'''
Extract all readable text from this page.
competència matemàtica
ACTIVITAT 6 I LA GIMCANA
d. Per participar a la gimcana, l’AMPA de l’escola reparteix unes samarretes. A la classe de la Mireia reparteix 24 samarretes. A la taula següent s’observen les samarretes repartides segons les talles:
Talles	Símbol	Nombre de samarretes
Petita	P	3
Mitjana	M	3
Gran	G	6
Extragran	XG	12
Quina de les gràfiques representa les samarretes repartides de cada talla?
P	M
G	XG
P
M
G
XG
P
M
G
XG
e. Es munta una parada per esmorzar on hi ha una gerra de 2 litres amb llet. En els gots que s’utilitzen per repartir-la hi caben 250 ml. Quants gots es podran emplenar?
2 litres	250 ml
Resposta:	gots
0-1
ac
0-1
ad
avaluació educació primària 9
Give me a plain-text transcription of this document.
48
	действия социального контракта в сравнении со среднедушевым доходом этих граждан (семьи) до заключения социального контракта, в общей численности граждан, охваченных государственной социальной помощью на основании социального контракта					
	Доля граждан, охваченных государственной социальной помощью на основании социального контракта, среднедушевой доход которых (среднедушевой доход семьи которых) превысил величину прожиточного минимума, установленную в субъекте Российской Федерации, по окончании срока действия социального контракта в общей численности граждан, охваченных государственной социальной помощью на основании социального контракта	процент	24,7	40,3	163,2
'''
Request:
Select every line in the material above where the string "действия" occurs, and copy it.

Full answer:
	действия социального контракта в сравнении со среднедушевым доходом этих граждан (семьи) до заключения социального контракта, в общей численности граждан, охваченных государственной социальной помощью на основании социального контракта					
	Доля граждан, охваченных государственной социальной помощью на основании социального контракта, среднедушевой доход которых (среднедушевой доход семьи которых) превысил величину прожиточного минимума, установленную в субъекте Российской Федерации, по окончании срока действия социального контракта в общей численности граждан, охваченных государственной социальной помощью на основании социального контракта	процент	24,7	40,3	163,2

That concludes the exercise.